> **SET EXERCISE**
For every line in the records that has the word "ожидания", make a copy.

> **STORED ROWS**
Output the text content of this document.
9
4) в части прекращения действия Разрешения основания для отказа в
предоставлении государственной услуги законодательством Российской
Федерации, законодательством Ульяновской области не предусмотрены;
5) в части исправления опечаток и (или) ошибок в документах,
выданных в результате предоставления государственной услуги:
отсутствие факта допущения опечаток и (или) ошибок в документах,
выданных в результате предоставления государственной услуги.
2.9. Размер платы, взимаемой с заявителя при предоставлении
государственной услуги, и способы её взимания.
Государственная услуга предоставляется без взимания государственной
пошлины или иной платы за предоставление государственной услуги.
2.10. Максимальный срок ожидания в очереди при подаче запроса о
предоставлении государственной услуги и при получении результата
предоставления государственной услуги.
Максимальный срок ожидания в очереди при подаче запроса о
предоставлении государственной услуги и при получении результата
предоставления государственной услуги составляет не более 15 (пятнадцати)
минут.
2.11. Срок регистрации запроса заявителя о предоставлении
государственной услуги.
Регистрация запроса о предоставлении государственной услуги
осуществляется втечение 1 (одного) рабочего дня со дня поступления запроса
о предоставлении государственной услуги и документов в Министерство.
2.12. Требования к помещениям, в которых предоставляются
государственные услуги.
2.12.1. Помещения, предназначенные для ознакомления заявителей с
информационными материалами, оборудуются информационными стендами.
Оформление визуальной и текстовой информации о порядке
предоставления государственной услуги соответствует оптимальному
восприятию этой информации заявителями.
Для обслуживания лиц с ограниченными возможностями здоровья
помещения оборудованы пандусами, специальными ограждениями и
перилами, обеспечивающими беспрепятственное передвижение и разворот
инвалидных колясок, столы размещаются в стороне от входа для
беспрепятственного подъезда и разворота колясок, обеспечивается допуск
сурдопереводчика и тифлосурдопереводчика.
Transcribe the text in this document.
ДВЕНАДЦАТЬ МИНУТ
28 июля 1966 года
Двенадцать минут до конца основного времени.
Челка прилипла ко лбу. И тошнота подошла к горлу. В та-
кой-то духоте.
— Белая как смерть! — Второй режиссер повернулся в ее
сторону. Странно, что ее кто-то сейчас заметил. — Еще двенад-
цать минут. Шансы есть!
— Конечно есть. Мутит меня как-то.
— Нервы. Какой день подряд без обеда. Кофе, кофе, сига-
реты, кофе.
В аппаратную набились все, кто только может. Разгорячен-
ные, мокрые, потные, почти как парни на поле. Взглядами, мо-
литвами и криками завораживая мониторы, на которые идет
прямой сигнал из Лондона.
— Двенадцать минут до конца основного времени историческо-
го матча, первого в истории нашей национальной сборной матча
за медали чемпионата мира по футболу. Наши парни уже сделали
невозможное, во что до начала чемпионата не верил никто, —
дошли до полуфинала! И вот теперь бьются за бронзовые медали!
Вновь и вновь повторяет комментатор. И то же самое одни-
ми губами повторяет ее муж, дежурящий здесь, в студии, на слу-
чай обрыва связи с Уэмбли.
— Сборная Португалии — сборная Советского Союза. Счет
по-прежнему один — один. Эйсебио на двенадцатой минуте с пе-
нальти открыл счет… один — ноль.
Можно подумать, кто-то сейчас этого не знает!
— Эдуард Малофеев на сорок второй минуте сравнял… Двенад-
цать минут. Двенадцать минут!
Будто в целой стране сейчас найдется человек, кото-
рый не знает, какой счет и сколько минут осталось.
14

> **THE ANSWER**
2.10. Максимальный срок ожидания в очереди при подаче запроса о
Максимальный срок ожидания в очереди при подаче запроса о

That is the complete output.